WHAT TO DO: Your answer should be one number: how many lines of the data include the string "image"?

##### DATA EXCERPTS #####

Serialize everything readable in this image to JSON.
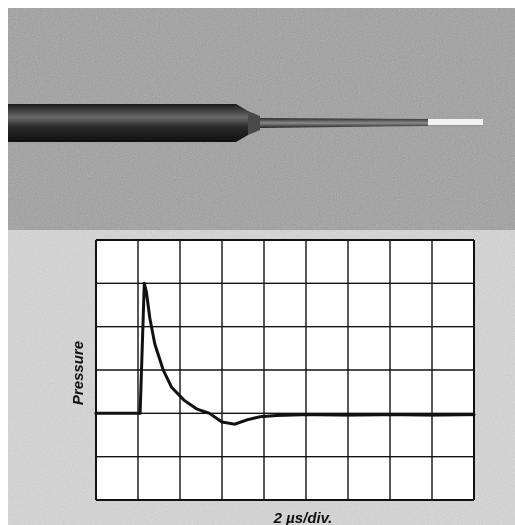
{
  "colors": {
    "photo_background": "#9c9c9c",
    "plot_background": "#d7d7d7",
    "grid_line": "#111111",
    "trace": "#111111",
    "sensor_body": "#3a3a3a"
  },
  "chart_data": {
    "type": "line",
    "xlabel": "2 µs/div.",
    "ylabel": "Pressure",
    "xlim": [
      0,
      9
    ],
    "ylim": [
      0,
      6
    ],
    "grid": true,
    "x_divisions": 9,
    "y_divisions": 6,
    "series": [
      {
        "x": [
          0,
          0.5,
          1.05,
          1.15,
          1.2,
          1.28,
          1.4,
          1.6,
          1.8,
          2.1,
          2.4,
          2.7,
          2.85,
          3.0,
          3.3,
          3.6,
          3.9,
          4.3,
          5.0,
          6.0,
          7.0,
          8.0,
          9.0
        ],
        "values": [
          2.0,
          2.0,
          2.0,
          5.0,
          4.8,
          4.2,
          3.6,
          3.0,
          2.6,
          2.3,
          2.1,
          2.0,
          1.9,
          1.8,
          1.75,
          1.85,
          1.92,
          1.95,
          1.97,
          1.96,
          1.97,
          1.96,
          1.97
        ]
      }
    ]
  }
}
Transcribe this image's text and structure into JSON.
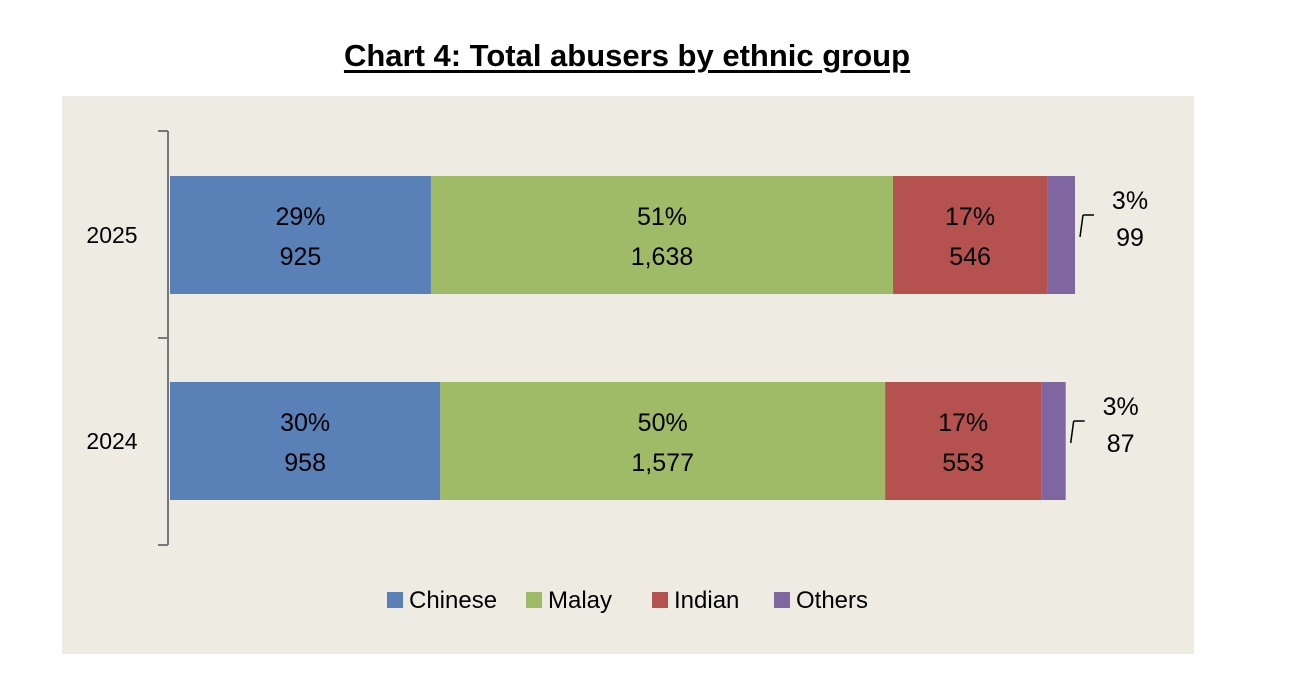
{
  "chart_data": {
    "type": "bar",
    "orientation": "horizontal",
    "stacked": true,
    "title": "Chart 4: Total abusers by ethnic group",
    "categories": [
      "2025",
      "2024"
    ],
    "series": [
      {
        "name": "Chinese",
        "color": "#5a80b8",
        "values": [
          925,
          958
        ],
        "percent_labels": [
          "29%",
          "30%"
        ],
        "value_labels": [
          "925",
          "958"
        ]
      },
      {
        "name": "Malay",
        "color": "#a0bb67",
        "values": [
          1638,
          1577
        ],
        "percent_labels": [
          "51%",
          "50%"
        ],
        "value_labels": [
          "1,638",
          "1,577"
        ]
      },
      {
        "name": "Indian",
        "color": "#b5524f",
        "values": [
          546,
          553
        ],
        "percent_labels": [
          "17%",
          "17%"
        ],
        "value_labels": [
          "546",
          "553"
        ]
      },
      {
        "name": "Others",
        "color": "#8066a1",
        "values": [
          99,
          87
        ],
        "percent_labels": [
          "3%",
          "3%"
        ],
        "value_labels": [
          "99",
          "87"
        ]
      }
    ],
    "legend_position": "bottom",
    "grid": false,
    "background_color": "#eeebe3"
  }
}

#####

THE REPLY: 2